Reproduce the data below line for line, leaving out the pictures.
= = = = = = =
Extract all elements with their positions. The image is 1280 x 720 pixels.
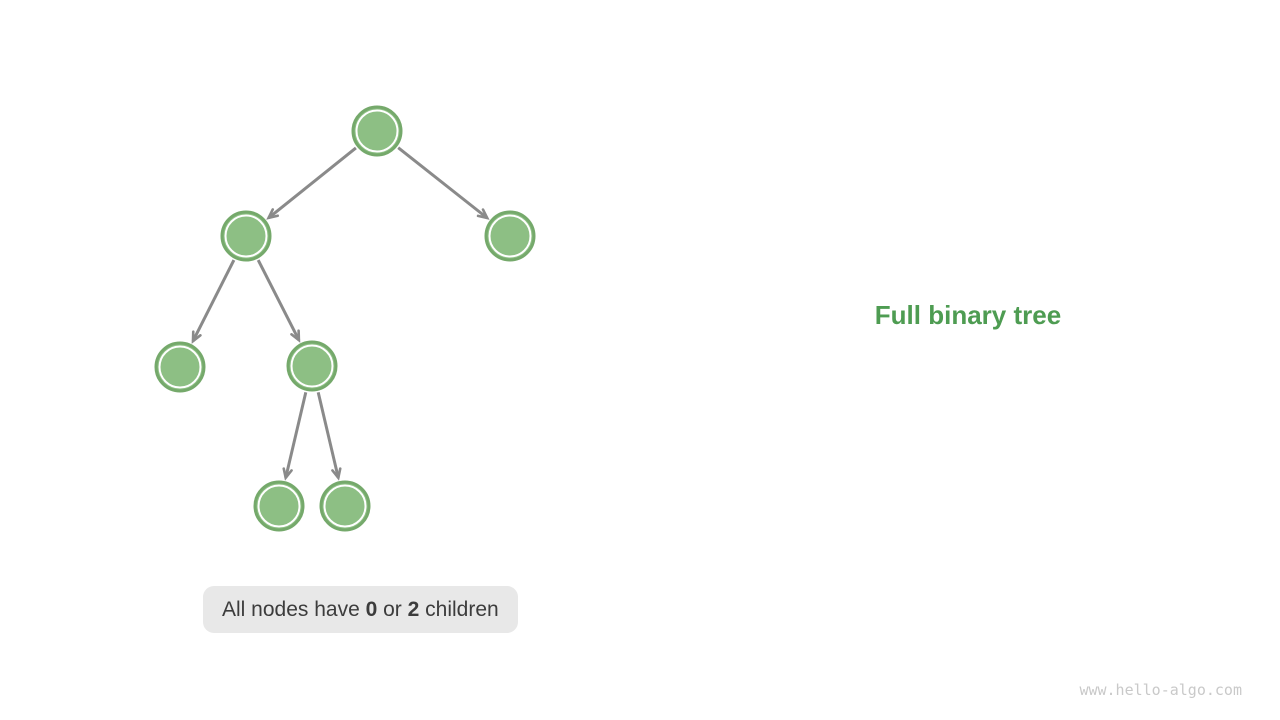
tree-node [319, 480, 371, 532]
caption-box: All nodes have 0 or 2 children [203, 586, 518, 633]
caption-text-segment: All nodes have [222, 598, 366, 621]
tree-node [351, 105, 403, 157]
caption-text-segment: children [419, 598, 499, 621]
diagram-title: Full binary tree [874, 300, 1062, 330]
tree-edge [282, 391, 308, 481]
watermark: www.hello-algo.com [1079, 681, 1242, 699]
tree-edge [397, 146, 490, 220]
caption-bold-zero: 0 [365, 598, 378, 621]
tree-node [220, 210, 272, 262]
tree-edge [191, 259, 236, 344]
tree-node [154, 341, 206, 393]
tree-edge [316, 391, 342, 481]
tree-node [253, 480, 305, 532]
tree-node [484, 210, 536, 262]
tree-edge [266, 146, 357, 220]
tree-edge [256, 259, 301, 343]
caption-bold-two: 2 [407, 598, 420, 621]
tree-node [286, 340, 338, 392]
caption-text-segment: or [377, 598, 408, 621]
= = = = = = =
Result below »
Extract all elements with their positions. The image is 1280 x 720 pixels.
tree-node [319, 480, 371, 532]
caption-box: All nodes have 0 or 2 children [203, 586, 518, 633]
caption-text-segment: All nodes have [222, 598, 366, 621]
tree-node [351, 105, 403, 157]
caption-text-segment: children [419, 598, 499, 621]
diagram-title: Full binary tree [874, 300, 1062, 330]
tree-edge [282, 391, 308, 481]
watermark: www.hello-algo.com [1079, 681, 1242, 699]
tree-edge [397, 146, 490, 220]
caption-bold-zero: 0 [365, 598, 378, 621]
tree-node [220, 210, 272, 262]
tree-edge [191, 259, 236, 344]
tree-node [154, 341, 206, 393]
tree-edge [316, 391, 342, 481]
tree-node [253, 480, 305, 532]
tree-node [484, 210, 536, 262]
tree-edge [266, 146, 357, 220]
tree-edge [256, 259, 301, 343]
caption-bold-two: 2 [407, 598, 420, 621]
tree-node [286, 340, 338, 392]
caption-text-segment: or [377, 598, 408, 621]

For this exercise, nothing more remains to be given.